--- BEGIN Text extract ---

Build algorithms to automatically identify technology ecosystems based on clustering and semantic analysis.

In [4]:
def discover_technology_ecosystems(relationships: Dict[str, Dict[str, float]], 
                                min_cluster_size: int = 5) -> Dict[str, List[str]]:
    """
    Automatically discover technology ecosystems using clustering
    This replaces hardcoded ecosystem definitions
    """
    print("🔍 Discovering technology ecosystems dynamically...")
    
    # Create adjacency matrix for clustering
    all_skills = set(relationships.keys())
    for skill_dict in relationships.values():
        all_skills.update(skill_dict.keys())
    
    skill_list = list(all_skills)
    skill_to_idx = {skill: idx for idx, skill in enumerate(skill_list)}
    
    # Build adjacency matrix
    n = len(skill_list)
    adjacency = np.zeros((n, n))
    
    for skill1, related in relationships.items():
        if skill1 in skill_to_idx:
            i = skill_to_idx[skill1]
            for skill2, score in related.items():
                if skill2 in skill_to_idx:
                    j = skill_to_idx[skill2]
                    adjacency[i][j] = score
    
    # Simple clustering based on strong connections
    ecosystems = {}
    visited = set()

--- END Text extract ---
--- BEGIN Extracted material ---

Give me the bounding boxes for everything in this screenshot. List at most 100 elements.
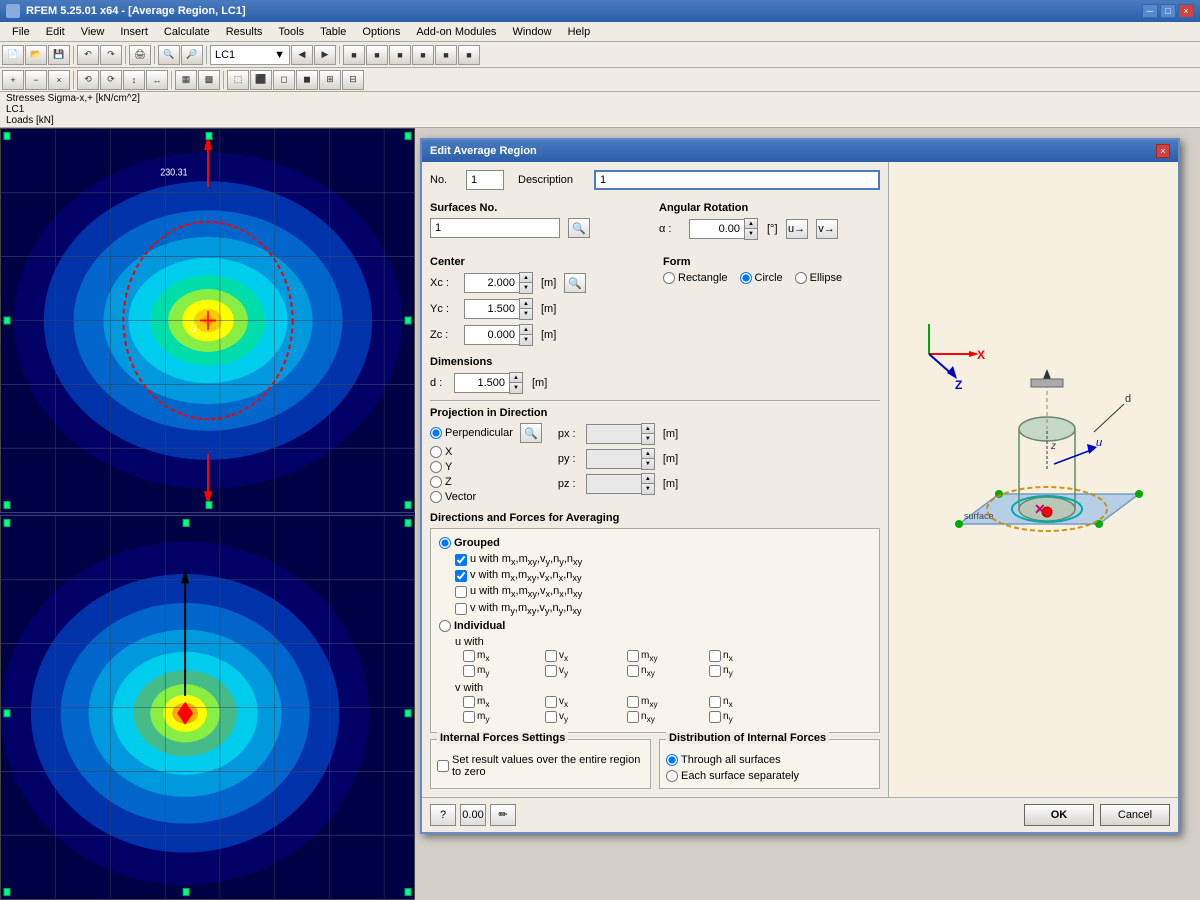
alpha-pick-btn2[interactable]: v→ <box>816 219 838 239</box>
yc-input[interactable] <box>464 299 519 319</box>
alpha-pick-btn1[interactable]: u→ <box>786 219 808 239</box>
v-nxy-check[interactable] <box>627 711 639 723</box>
u-nxy-check[interactable] <box>627 665 639 677</box>
v-nx-check[interactable] <box>709 696 721 708</box>
tb2-12[interactable]: ◻ <box>273 70 295 90</box>
alpha-spin-up[interactable]: ▲ <box>745 219 757 229</box>
form-rectangle-radio[interactable] <box>663 272 675 284</box>
undo-btn[interactable]: ↶ <box>77 45 99 65</box>
tb2-5[interactable]: ⟳ <box>100 70 122 90</box>
individual-radio-label[interactable]: Individual <box>439 620 871 632</box>
zc-input[interactable] <box>464 325 519 345</box>
tb1[interactable]: ■ <box>343 45 365 65</box>
u-vx-check[interactable] <box>545 650 557 662</box>
u-nxy[interactable]: nxy <box>627 665 707 678</box>
proj-z-radio[interactable] <box>430 476 442 488</box>
form-circle-radio[interactable] <box>740 272 752 284</box>
grouped-opt1[interactable]: u with mx,mxy,vy,ny,nxy <box>455 553 871 567</box>
py-input[interactable] <box>586 449 641 469</box>
xc-spin-up[interactable]: ▲ <box>520 273 532 283</box>
d-spin-up[interactable]: ▲ <box>510 373 522 383</box>
pz-spin-down[interactable]: ▼ <box>642 484 654 494</box>
v-mx-check[interactable] <box>463 696 475 708</box>
menu-window[interactable]: Window <box>504 24 559 40</box>
v-vy-check[interactable] <box>545 711 557 723</box>
new-btn[interactable]: 📄 <box>2 45 24 65</box>
save-btn[interactable]: 💾 <box>48 45 70 65</box>
px-spin-down[interactable]: ▼ <box>642 434 654 444</box>
zc-spin-up[interactable]: ▲ <box>520 325 532 335</box>
px-input[interactable] <box>586 424 641 444</box>
zoom-out-btn[interactable]: 🔎 <box>181 45 203 65</box>
form-rectangle-label[interactable]: Rectangle <box>663 272 728 284</box>
u-mx-check[interactable] <box>463 650 475 662</box>
open-btn[interactable]: 📂 <box>25 45 47 65</box>
tb2-1[interactable]: + <box>2 70 24 90</box>
grouped-radio[interactable] <box>439 537 451 549</box>
pz-spin-up[interactable]: ▲ <box>642 474 654 484</box>
tb3[interactable]: ■ <box>389 45 411 65</box>
pz-input[interactable] <box>586 474 641 494</box>
alpha-spin-down[interactable]: ▼ <box>745 229 757 239</box>
u-ny-check[interactable] <box>709 665 721 677</box>
yc-spin-up[interactable]: ▲ <box>520 299 532 309</box>
menu-options[interactable]: Options <box>354 24 408 40</box>
u-vy-check[interactable] <box>545 665 557 677</box>
menu-table[interactable]: Table <box>312 24 354 40</box>
v-ny[interactable]: ny <box>709 711 789 724</box>
grouped-opt4[interactable]: v with my,mxy,vy,ny,nxy <box>455 602 871 616</box>
through-all-label[interactable]: Through all surfaces <box>666 754 873 766</box>
menu-addon[interactable]: Add-on Modules <box>408 24 504 40</box>
individual-radio[interactable] <box>439 620 451 632</box>
minimize-btn[interactable]: ─ <box>1142 4 1158 18</box>
v-vx[interactable]: vx <box>545 696 625 709</box>
tb2-10[interactable]: ⬚ <box>227 70 249 90</box>
menu-view[interactable]: View <box>73 24 113 40</box>
zc-spin-down[interactable]: ▼ <box>520 335 532 345</box>
grouped-check4[interactable] <box>455 603 467 615</box>
xc-pick-btn[interactable]: 🔍 <box>564 273 586 293</box>
tb2-8[interactable]: ▦ <box>175 70 197 90</box>
each-surface-label[interactable]: Each surface separately <box>666 770 873 782</box>
each-surface-radio[interactable] <box>666 770 678 782</box>
grouped-check3[interactable] <box>455 586 467 598</box>
right-arrow[interactable]: ▶ <box>314 45 336 65</box>
tb6[interactable]: ■ <box>458 45 480 65</box>
desc-input[interactable] <box>594 170 880 190</box>
py-spin-down[interactable]: ▼ <box>642 459 654 469</box>
form-ellipse-label[interactable]: Ellipse <box>795 272 842 284</box>
set-result-check[interactable] <box>437 760 449 772</box>
proj-z-label[interactable]: Z <box>430 476 542 488</box>
edit-icon-btn[interactable]: ✏ <box>490 804 516 826</box>
grouped-radio-label[interactable]: Grouped <box>439 537 871 549</box>
u-nx[interactable]: nx <box>709 650 789 663</box>
menu-results[interactable]: Results <box>218 24 271 40</box>
xc-input[interactable] <box>464 273 519 293</box>
close-btn[interactable]: × <box>1178 4 1194 18</box>
v-mx[interactable]: mx <box>463 696 543 709</box>
zoom-in-btn[interactable]: 🔍 <box>158 45 180 65</box>
u-my[interactable]: my <box>463 665 543 678</box>
u-nx-check[interactable] <box>709 650 721 662</box>
tb2-3[interactable]: × <box>48 70 70 90</box>
form-circle-label[interactable]: Circle <box>740 272 783 284</box>
menu-edit[interactable]: Edit <box>38 24 73 40</box>
alpha-input[interactable] <box>689 219 744 239</box>
maximize-btn[interactable]: □ <box>1160 4 1176 18</box>
u-my-check[interactable] <box>463 665 475 677</box>
v-my-check[interactable] <box>463 711 475 723</box>
proj-vec-radio[interactable] <box>430 491 442 503</box>
tb2[interactable]: ■ <box>366 45 388 65</box>
yc-spin-down[interactable]: ▼ <box>520 309 532 319</box>
tb2-14[interactable]: ⊞ <box>319 70 341 90</box>
v-vx-check[interactable] <box>545 696 557 708</box>
grouped-check1[interactable] <box>455 554 467 566</box>
menu-calculate[interactable]: Calculate <box>156 24 218 40</box>
tb2-11[interactable]: ⬛ <box>250 70 272 90</box>
no-input[interactable] <box>466 170 504 190</box>
proj-perp-btn[interactable]: 🔍 <box>520 423 542 443</box>
tb4[interactable]: ■ <box>412 45 434 65</box>
tb2-15[interactable]: ⊟ <box>342 70 364 90</box>
u-vx[interactable]: vx <box>545 650 625 663</box>
tb2-9[interactable]: ▩ <box>198 70 220 90</box>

--- END Extracted material ---

**Stated goal 1**.
List every comment line that begins with "#" in the ecosystem-discovery code.
**Stated goal 2**.
In the ecosystem-discovery code, what default value is given to the parameter min_cluster_size?
Nothing in this material is needed for the work.

**Final answer 1**.
- Create adjacency matrix for clustering
- Build adjacency matrix
- Simple clustering based on strong connections

**Final answer 2**.
5